▶ **WHAT YOU SHOULD DO**: Give all the lines below again, exactly, with no pictures.

▶ **SUPPLIED RECORDS**:
* Begin *

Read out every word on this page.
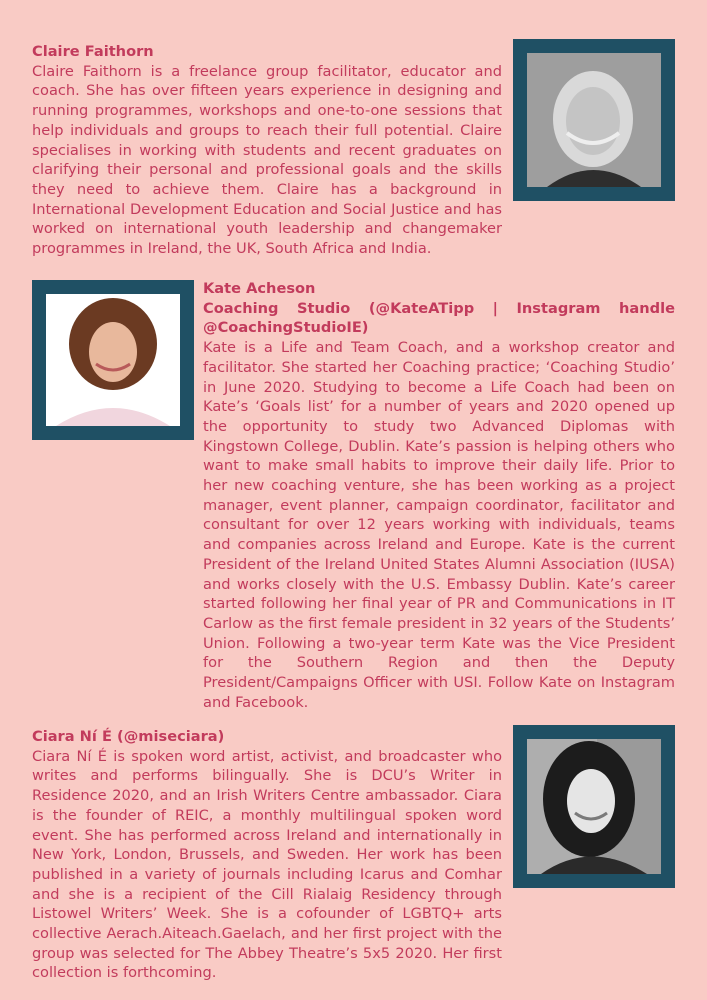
Claire Faithorn
Claire Faithorn is a freelance group facilitator, educator and coach. She has over fifteen years experience in designing and running programmes, workshops and one-to-one sessions that help individuals and groups to reach their full potential. Claire specialises in working with students and recent graduates on clarifying their personal and professional goals and the skills they need to achieve them. Claire has a background in International Development Education and Social Justice and has worked on international youth leadership and changemaker programmes in Ireland, the UK, South Africa and India.

Kate Acheson
Coaching Studio (@KateATipp | Instagram handle @CoachingStudioIE)
Kate is a Life and Team Coach, and a workshop creator and facilitator. She started her Coaching practice; ‘Coaching Studio’ in June 2020. Studying to become a Life Coach had been on Kate’s ‘Goals list’ for a number of years and 2020 opened up the opportunity to study two Advanced Diplomas with Kingstown College, Dublin. Kate’s passion is helping others who want to make small habits to improve their daily life. Prior to her new coaching venture, she has been working as a project manager, event planner, campaign coordinator, facilitator and consultant for over 12 years working with individuals, teams and companies across Ireland and Europe. Kate is the current President of the Ireland United States Alumni Association (IUSA) and works closely with the U.S. Embassy Dublin. Kate’s career started following her final year of PR and Communications in IT Carlow as the first female president in 32 years of the Students’ Union. Following a two-year term Kate was the Vice President for the Southern Region and then the Deputy President/Campaigns Officer with USI. Follow Kate on Instagram and Facebook.

Ciara Ní É (@miseciara)
Ciara Ní É is spoken word artist, activist, and broadcaster who writes and performs bilingually. She is DCU’s Writer in Residence 2020, and an Irish Writers Centre ambassador. Ciara is the founder of REIC, a monthly multilingual spoken word event. She has performed across Ireland and internationally in New York, London, Brussels, and Sweden. Her work has been published in a variety of journals including Icarus and Comhar and she is a recipient of the Cill Rialaig Residency through Listowel Writers’ Week. She is a cofounder of LGBTQ+ arts collective Aerach.Aiteach.Gaelach, and her first project with the group was selected for The Abbey Theatre’s 5x5 2020. Her first collection is forthcoming.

* End *

▶ **TASK OUTPUT**:
Read out every word on this page.
Claire Faithorn
Claire Faithorn is a freelance group facilitator, educator and coach. She has over fifteen years experience in designing and running programmes, workshops and one-to-one sessions that help individuals and groups to reach their full potential. Claire specialises in working with students and recent graduates on clarifying their personal and professional goals and the skills they need to achieve them. Claire has a background in International Development Education and Social Justice and has worked on international youth leadership and changemaker programmes in Ireland, the UK, South Africa and India.

Kate Acheson
Coaching Studio (@KateATipp | Instagram handle @CoachingStudioIE)
Kate is a Life and Team Coach, and a workshop creator and facilitator. She started her Coaching practice; ‘Coaching Studio’ in June 2020. Studying to become a Life Coach had been on Kate’s ‘Goals list’ for a number of years and 2020 opened up the opportunity to study two Advanced Diplomas with Kingstown College, Dublin. Kate’s passion is helping others who want to make small habits to improve their daily life. Prior to her new coaching venture, she has been working as a project manager, event planner, campaign coordinator, facilitator and consultant for over 12 years working with individuals, teams and companies across Ireland and Europe. Kate is the current President of the Ireland United States Alumni Association (IUSA) and works closely with the U.S. Embassy Dublin. Kate’s career started following her final year of PR and Communications in IT Carlow as the first female president in 32 years of the Students’ Union. Following a two-year term Kate was the Vice President for the Southern Region and then the Deputy President/Campaigns Officer with USI. Follow Kate on Instagram and Facebook.

Ciara Ní É (@miseciara)
Ciara Ní É is spoken word artist, activist, and broadcaster who writes and performs bilingually. She is DCU’s Writer in Residence 2020, and an Irish Writers Centre ambassador. Ciara is the founder of REIC, a monthly multilingual spoken word event. She has performed across Ireland and internationally in New York, London, Brussels, and Sweden. Her work has been published in a variety of journals including Icarus and Comhar and she is a recipient of the Cill Rialaig Residency through Listowel Writers’ Week. She is a cofounder of LGBTQ+ arts collective Aerach.Aiteach.Gaelach, and her first project with the group was selected for The Abbey Theatre’s 5x5 2020. Her first collection is forthcoming.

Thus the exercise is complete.